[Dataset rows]
━━━━━━━━

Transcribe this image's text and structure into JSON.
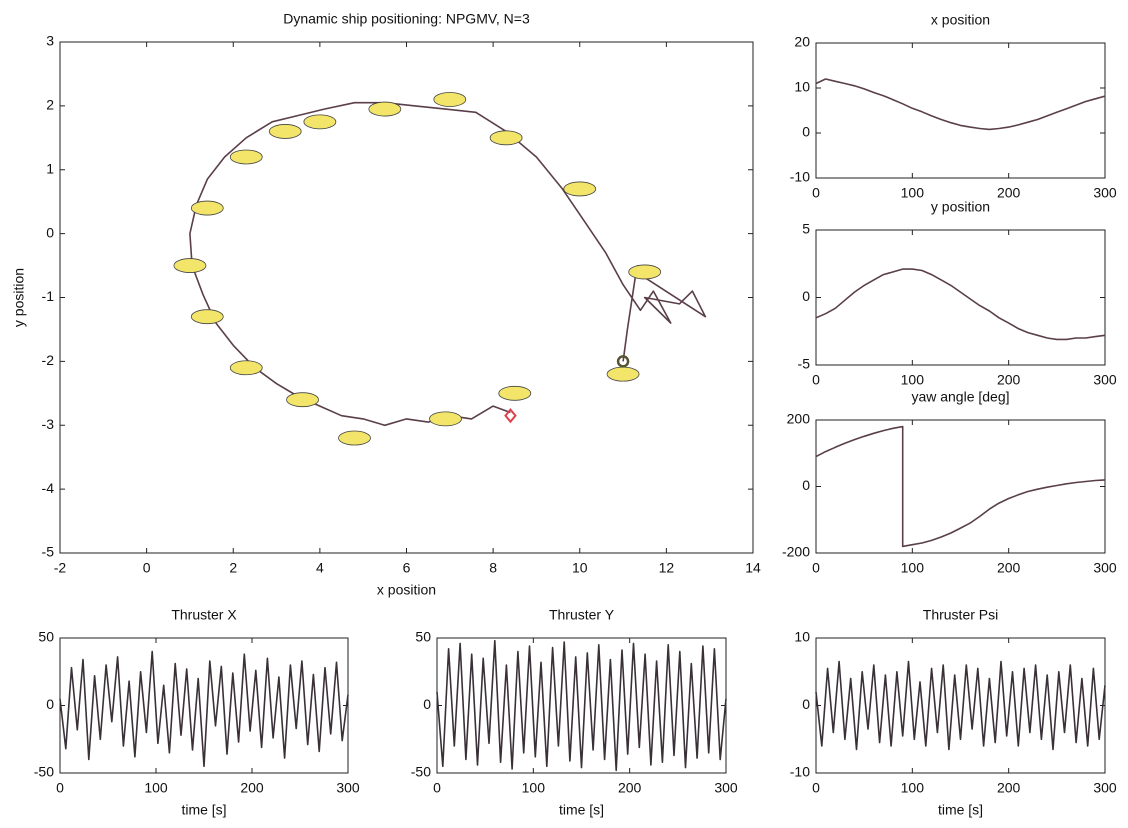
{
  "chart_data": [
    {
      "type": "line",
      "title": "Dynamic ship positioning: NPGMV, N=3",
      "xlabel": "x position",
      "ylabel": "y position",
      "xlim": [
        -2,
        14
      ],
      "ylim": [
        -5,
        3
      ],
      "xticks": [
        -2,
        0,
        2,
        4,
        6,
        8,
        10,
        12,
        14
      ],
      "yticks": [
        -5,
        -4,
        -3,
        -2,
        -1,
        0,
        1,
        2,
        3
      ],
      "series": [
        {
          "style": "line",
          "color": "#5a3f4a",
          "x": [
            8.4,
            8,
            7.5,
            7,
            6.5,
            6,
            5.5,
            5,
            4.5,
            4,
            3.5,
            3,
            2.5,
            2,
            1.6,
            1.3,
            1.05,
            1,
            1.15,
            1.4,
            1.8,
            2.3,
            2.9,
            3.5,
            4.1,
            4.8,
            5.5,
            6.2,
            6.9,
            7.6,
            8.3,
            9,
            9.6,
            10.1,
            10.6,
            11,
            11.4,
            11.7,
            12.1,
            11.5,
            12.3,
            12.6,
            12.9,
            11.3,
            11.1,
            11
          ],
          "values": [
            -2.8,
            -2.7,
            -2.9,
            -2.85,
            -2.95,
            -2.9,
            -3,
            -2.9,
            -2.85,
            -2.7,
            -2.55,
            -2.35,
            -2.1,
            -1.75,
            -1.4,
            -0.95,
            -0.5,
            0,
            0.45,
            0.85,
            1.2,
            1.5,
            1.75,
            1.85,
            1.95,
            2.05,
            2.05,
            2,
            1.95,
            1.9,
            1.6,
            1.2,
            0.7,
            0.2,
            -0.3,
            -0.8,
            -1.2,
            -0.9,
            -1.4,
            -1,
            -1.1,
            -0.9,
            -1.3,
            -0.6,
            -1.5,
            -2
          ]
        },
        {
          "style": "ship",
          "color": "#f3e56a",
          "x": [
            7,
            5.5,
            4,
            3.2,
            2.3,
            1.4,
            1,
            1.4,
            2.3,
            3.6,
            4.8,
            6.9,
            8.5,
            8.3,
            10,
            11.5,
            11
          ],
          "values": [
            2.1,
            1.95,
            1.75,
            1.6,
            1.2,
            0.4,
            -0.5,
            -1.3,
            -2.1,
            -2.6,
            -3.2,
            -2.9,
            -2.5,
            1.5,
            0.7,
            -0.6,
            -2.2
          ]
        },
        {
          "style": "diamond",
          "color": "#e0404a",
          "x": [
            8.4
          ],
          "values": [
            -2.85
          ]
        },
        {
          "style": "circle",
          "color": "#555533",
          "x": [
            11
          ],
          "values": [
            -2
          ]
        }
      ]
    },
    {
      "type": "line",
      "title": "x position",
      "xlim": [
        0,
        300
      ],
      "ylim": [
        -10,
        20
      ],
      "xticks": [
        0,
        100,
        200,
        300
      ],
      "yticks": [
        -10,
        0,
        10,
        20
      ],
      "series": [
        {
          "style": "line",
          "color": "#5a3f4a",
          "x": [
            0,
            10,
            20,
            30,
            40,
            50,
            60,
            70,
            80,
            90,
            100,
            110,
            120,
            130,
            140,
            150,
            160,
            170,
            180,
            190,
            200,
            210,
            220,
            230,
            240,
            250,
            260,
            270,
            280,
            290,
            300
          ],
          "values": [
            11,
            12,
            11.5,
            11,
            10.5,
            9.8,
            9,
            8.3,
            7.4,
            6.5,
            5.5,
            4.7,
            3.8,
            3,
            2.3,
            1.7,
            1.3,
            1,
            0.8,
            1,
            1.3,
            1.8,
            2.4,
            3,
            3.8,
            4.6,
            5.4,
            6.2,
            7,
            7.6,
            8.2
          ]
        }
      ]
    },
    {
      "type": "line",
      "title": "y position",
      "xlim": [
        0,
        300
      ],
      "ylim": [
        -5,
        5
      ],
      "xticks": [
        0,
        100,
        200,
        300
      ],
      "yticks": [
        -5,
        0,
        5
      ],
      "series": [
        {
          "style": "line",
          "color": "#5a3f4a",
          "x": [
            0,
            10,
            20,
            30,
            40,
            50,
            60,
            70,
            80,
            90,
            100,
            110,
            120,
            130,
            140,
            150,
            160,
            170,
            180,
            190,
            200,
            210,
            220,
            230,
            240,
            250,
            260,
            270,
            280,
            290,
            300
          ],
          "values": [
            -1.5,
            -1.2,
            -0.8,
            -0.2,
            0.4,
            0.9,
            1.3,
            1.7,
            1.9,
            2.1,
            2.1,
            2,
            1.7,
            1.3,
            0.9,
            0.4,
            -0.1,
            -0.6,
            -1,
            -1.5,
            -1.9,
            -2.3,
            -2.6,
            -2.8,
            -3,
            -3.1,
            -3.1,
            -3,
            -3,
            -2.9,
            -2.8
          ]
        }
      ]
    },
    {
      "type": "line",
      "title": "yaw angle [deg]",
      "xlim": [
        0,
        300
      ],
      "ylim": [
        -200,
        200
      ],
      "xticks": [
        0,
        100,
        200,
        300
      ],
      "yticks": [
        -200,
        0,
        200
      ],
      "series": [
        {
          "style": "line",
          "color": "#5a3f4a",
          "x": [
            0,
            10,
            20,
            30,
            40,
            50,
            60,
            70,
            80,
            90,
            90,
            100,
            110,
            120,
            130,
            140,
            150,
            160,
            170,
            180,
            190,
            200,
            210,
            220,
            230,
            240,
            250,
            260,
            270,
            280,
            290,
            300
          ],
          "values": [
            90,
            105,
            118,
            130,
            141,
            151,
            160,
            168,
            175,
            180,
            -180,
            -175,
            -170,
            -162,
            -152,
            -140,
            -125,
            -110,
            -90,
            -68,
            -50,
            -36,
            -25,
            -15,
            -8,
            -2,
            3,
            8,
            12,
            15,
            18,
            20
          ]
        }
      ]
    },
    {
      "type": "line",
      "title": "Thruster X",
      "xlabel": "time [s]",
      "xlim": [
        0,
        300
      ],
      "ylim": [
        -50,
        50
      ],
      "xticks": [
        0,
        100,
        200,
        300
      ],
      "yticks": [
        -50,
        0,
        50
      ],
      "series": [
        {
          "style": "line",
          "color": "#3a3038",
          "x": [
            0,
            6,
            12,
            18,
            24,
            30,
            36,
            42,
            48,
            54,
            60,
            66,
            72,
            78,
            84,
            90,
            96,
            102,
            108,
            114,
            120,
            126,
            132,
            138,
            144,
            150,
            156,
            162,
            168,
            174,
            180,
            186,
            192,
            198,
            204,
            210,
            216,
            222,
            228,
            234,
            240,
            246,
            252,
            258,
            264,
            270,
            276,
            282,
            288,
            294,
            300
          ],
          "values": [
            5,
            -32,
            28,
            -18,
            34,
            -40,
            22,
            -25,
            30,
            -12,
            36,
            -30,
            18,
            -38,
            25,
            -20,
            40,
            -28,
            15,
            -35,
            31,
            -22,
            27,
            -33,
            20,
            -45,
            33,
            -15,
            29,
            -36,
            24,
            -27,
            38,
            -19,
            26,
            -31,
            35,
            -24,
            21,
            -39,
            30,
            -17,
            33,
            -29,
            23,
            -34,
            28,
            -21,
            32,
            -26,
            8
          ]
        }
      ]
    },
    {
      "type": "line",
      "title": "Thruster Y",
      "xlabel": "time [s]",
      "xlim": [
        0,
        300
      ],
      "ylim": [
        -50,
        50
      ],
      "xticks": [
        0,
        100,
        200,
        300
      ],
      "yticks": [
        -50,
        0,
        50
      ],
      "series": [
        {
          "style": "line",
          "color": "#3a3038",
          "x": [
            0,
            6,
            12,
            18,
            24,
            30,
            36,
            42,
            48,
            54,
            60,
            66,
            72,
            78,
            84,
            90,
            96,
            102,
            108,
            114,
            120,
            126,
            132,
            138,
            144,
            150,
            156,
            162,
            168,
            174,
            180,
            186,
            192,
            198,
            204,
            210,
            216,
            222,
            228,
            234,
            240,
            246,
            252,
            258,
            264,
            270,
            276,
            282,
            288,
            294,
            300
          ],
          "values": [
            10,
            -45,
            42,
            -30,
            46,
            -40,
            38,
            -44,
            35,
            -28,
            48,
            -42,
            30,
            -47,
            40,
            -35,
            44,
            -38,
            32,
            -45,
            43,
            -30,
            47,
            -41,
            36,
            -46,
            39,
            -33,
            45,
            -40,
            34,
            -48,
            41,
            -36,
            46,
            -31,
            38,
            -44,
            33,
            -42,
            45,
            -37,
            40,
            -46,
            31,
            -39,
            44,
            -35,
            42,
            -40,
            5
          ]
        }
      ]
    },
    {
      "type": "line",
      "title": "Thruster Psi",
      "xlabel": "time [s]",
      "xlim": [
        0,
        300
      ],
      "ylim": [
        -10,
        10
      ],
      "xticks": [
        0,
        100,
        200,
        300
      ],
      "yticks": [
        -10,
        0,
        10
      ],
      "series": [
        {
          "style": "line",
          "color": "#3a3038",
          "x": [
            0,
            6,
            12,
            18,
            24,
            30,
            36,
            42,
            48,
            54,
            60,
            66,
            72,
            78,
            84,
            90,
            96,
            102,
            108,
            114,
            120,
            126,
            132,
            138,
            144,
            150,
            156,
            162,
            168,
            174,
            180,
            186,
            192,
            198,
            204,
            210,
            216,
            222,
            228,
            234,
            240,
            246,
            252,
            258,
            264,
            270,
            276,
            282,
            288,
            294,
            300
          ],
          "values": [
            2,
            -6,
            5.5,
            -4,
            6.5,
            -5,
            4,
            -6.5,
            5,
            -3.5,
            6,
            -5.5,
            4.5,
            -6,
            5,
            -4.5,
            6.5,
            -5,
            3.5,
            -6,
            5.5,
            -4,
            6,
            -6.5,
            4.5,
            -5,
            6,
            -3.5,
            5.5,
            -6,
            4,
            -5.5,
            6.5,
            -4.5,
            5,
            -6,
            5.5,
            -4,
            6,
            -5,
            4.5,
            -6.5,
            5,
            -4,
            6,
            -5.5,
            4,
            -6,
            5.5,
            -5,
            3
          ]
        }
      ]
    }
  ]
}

━━━━━━━━

• Required work
From the data, collect all lines where the string "title" appears.

• Output
      "title": "Dynamic ship positioning: NPGMV, N=3",
      "title": "x position",
      "title": "y position",
      "title": "yaw angle [deg]",
      "title": "Thruster X",
      "title": "Thruster Y",
      "title": "Thruster Psi",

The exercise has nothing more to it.